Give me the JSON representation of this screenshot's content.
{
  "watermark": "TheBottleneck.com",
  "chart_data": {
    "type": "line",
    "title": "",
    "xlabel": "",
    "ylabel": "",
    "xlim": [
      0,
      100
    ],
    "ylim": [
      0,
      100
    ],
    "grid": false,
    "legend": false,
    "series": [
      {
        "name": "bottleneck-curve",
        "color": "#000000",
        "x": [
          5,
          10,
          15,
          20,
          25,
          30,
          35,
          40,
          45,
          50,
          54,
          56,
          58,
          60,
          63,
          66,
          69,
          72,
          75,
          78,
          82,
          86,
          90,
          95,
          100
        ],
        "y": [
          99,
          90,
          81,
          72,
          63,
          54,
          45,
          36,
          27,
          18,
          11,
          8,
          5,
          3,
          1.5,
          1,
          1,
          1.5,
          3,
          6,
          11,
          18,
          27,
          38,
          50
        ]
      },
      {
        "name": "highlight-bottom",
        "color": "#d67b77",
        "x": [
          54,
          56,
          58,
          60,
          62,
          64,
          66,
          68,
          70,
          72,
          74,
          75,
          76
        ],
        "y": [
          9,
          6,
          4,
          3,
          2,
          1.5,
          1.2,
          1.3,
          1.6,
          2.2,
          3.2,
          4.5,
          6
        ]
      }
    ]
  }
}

——————

WRITTEN INSTRUCTION – Recopy all the lines exactly as they appear.

ANSWER BELOW –
Give me the JSON representation of this screenshot's content.
{
  "watermark": "TheBottleneck.com",
  "chart_data": {
    "type": "line",
    "title": "",
    "xlabel": "",
    "ylabel": "",
    "xlim": [
      0,
      100
    ],
    "ylim": [
      0,
      100
    ],
    "grid": false,
    "legend": false,
    "series": [
      {
        "name": "bottleneck-curve",
        "color": "#000000",
        "x": [
          5,
          10,
          15,
          20,
          25,
          30,
          35,
          40,
          45,
          50,
          54,
          56,
          58,
          60,
          63,
          66,
          69,
          72,
          75,
          78,
          82,
          86,
          90,
          95,
          100
        ],
        "y": [
          99,
          90,
          81,
          72,
          63,
          54,
          45,
          36,
          27,
          18,
          11,
          8,
          5,
          3,
          1.5,
          1,
          1,
          1.5,
          3,
          6,
          11,
          18,
          27,
          38,
          50
        ]
      },
      {
        "name": "highlight-bottom",
        "color": "#d67b77",
        "x": [
          54,
          56,
          58,
          60,
          62,
          64,
          66,
          68,
          70,
          72,
          74,
          75,
          76
        ],
        "y": [
          9,
          6,
          4,
          3,
          2,
          1.5,
          1.2,
          1.3,
          1.6,
          2.2,
          3.2,
          4.5,
          6
        ]
      }
    ]
  }
}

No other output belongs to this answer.